There were closing arguments in the trial of Joaquin El Chapo Guzman today. He's accused of being one of the most notorious drug traffickers and leader of the Mexican Sinaloa Cartel. The case now goes to the jury. If convicted, Guzman could spend the rest of his life in an American prison. NPR's Quil Lawrence was at the federal courthouse in Brooklyn, N.Y., and joins us now.

And Quil, this is after three months of proceedings. How did the prosecution sum up its case?

QUIL LAWRENCE, BYLINE: Well, that took all day yesterday, over six hours. And the prosecutor described a multibillion-dollar, multinational enterprise - an entrepreneur exporting drugs to the U.S. using at first a tunnel under the Arizona border; later using train cars filled with cooking oil that had false bottoms; building a canning factory so he could seal kilos of cocaine into La Comadre brand jalapeno chili cans, filling those with cocaine and shipping them to the United States; planes, fishing boats, submarines full of cocaine and cash - and point by point, connecting what cooperating witnesses had - and we'll talk about those in a second - what they had said with wiretaps, that Guzman allegedly set up his own secure communication system and taped and monitored everything sort of Richard Nixon-like. We can listen to a little clip of it.

(SOUNDBITE OF ARCHIVED RECORDING)

JOAQUIN GUZMAN LOERA: (Speaking Spanish).

PEDRO FLORES: (Speaking Spanish).

GUZMAN: (Speaking Spanish).

FLORES: (Speaking Spanish).

LAWRENCE: Here he's just haggling over the price of heroin with a drug dealer in Chicago. But this allowed the prosecutor to say with each of these witnesses' testimony - well, how do we know that's true? Well, you heard it from his own mouth, meaning the defendant's own mouth, she was saying.

CORNISH: In the face of all this, the defense calls one witness, and that lasts 30 minutes. Can you talk more about what their closing arguments were, what their answers were to the charges?

LAWRENCE: I mean, the closing arguments were a lot longer, basically all day today. And the defense was a lot less technical than the prosecution and much more animated, discrediting these cooperating witnesses, which isn't hard because most of them are convicted drug dealers and multi-murderers. One's a notorious Colombian drug lord blamed for over a hundred murders, known as La Chupeta.

Stored entries >>
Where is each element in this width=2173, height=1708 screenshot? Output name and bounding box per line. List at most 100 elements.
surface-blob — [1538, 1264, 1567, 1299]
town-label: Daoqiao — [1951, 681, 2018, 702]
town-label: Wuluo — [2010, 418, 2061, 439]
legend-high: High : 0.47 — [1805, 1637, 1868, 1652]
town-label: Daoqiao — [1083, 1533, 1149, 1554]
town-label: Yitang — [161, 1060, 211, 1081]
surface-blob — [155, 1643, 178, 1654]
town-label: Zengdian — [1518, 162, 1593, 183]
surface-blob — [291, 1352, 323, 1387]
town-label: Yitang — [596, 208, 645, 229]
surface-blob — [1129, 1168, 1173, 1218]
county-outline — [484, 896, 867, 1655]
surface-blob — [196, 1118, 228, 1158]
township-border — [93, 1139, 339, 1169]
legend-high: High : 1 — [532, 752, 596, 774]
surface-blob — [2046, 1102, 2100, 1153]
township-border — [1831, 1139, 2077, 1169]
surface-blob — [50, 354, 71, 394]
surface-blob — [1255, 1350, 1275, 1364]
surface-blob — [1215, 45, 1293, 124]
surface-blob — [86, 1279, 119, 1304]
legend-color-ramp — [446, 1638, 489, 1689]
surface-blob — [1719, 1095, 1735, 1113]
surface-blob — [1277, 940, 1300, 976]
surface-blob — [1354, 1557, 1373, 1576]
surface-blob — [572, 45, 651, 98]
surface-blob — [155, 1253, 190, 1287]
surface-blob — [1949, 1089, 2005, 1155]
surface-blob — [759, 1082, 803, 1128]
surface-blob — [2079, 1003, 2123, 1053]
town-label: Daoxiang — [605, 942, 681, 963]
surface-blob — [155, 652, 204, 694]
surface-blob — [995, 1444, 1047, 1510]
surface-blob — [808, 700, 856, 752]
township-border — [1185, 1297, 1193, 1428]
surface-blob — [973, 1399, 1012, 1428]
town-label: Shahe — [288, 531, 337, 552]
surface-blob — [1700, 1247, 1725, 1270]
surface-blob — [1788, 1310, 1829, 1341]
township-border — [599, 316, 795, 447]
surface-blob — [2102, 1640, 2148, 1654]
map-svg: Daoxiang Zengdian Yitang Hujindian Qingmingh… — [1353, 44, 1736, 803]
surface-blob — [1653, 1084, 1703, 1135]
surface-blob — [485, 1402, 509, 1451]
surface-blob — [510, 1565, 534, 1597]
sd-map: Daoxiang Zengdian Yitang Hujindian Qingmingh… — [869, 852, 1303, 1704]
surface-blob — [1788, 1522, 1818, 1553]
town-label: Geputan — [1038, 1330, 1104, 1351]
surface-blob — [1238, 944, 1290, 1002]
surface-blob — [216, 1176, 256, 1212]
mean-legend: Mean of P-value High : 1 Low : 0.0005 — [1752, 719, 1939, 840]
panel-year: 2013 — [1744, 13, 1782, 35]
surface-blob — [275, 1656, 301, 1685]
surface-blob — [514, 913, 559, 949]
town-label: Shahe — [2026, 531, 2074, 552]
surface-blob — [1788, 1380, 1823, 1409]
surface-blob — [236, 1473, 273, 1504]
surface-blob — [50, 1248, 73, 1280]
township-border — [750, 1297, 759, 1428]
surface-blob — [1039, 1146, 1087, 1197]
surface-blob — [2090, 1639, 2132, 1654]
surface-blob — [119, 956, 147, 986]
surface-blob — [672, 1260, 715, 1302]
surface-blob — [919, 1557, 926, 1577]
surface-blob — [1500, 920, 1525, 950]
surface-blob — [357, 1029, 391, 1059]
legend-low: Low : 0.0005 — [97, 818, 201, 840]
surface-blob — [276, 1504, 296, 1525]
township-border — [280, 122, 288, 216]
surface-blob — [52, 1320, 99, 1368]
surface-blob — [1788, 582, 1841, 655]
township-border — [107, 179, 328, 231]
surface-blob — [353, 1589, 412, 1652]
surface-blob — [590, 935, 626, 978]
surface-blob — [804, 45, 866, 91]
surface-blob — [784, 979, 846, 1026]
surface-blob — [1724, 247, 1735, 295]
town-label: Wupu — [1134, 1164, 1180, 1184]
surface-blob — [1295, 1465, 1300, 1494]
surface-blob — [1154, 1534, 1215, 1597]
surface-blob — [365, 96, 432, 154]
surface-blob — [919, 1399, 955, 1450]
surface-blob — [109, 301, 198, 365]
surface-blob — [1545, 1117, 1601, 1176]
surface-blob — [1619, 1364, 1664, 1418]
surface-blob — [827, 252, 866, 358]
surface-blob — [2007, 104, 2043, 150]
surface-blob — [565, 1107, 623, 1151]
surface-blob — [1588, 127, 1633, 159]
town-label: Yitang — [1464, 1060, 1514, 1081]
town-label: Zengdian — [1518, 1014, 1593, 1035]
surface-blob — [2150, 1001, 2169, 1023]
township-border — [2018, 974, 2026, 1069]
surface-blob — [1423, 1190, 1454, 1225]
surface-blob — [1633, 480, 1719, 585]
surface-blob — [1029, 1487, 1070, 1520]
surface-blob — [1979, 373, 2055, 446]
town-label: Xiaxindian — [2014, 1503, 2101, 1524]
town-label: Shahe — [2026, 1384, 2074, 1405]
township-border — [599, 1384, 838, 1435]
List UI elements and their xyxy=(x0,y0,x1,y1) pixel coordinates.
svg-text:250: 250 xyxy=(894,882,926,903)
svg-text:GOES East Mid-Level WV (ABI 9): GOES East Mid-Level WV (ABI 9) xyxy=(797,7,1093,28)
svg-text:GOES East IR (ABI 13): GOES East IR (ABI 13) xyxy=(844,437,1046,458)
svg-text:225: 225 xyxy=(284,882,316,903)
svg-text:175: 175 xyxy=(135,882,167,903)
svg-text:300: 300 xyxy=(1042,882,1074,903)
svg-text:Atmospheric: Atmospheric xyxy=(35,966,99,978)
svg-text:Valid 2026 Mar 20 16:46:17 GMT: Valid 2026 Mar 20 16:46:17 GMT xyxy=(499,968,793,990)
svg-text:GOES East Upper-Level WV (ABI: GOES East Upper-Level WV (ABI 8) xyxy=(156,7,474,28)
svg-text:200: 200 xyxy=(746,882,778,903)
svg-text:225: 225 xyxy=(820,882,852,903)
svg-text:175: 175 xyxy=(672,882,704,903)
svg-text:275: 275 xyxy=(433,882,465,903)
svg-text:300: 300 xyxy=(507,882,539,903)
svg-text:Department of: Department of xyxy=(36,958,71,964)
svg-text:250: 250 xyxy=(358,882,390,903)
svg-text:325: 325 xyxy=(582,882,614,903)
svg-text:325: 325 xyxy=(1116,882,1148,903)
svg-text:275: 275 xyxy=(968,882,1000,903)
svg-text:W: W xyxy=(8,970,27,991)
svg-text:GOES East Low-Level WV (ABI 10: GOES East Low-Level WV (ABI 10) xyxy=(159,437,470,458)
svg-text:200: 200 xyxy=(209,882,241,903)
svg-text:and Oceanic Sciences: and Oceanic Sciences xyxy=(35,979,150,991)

What this exercise asks >>
a: Reproduce the listing verbatim, starting at its first line and ending at the line that contains "surface-blob — [155, 1643, 178, 1654]", with both of those lines included.
b: Pick up the transcript about the El Chapo trial's closing arguments after its last line and keep it going.

Results for each task >>
a:
Where is each element in this width=2173, height=1708 screenshot? Output name and bounding box per line. List at most 100 elements.
surface-blob — [1538, 1264, 1567, 1299]
town-label: Daoqiao — [1951, 681, 2018, 702]
town-label: Wuluo — [2010, 418, 2061, 439]
legend-high: High : 0.47 — [1805, 1637, 1868, 1652]
town-label: Daoqiao — [1083, 1533, 1149, 1554]
town-label: Yitang — [161, 1060, 211, 1081]
surface-blob — [155, 1643, 178, 1654]

b:
The defense attorney - he was crude at times. He was warned by the judge not to claim that the government is in some sort of a plot with these ulterior motives against El Chapo. And he kept on appealing to the jury just not to trust the government blindly. He said at some point, this isn't about justice; it's just about getting El Chapo. He said that these cooperating witnesses were going to go free in the United States in exchange for testimony. He said to the jury - they'll be free among you, so be careful. He even went a bit anti-immigrant, saying, we only bring in the best, talking about these cooperating witnesses. And he was claiming that Chapo Guzman was not the leader of the Sinaloa Cartel, but it was really his partner Mayo Zambada who was the real drug kingpin.

CORNISH: What happens now?

LAWRENCE: Well, jury deliberations will start next week. They could take a while. I mean, there's so much - three months' worth of evidence. There were boxes and boxes of evidence in the court, including AK-47s and cans of the aforementioned chilis that used to smuggle cocaine. So they might have a lot to work through. But at the same time, it seems kind of lopsided, so much prosecution evidence and so little defense. And Guzman has escaped two Mexican prisons, but they say what he fears so much is being here in the United States where it's much harder to escape from prison. So that's why he feared extradition so much.

CORNISH: That's NPR's Quil Lawrence. Quil, thanks for your reporting.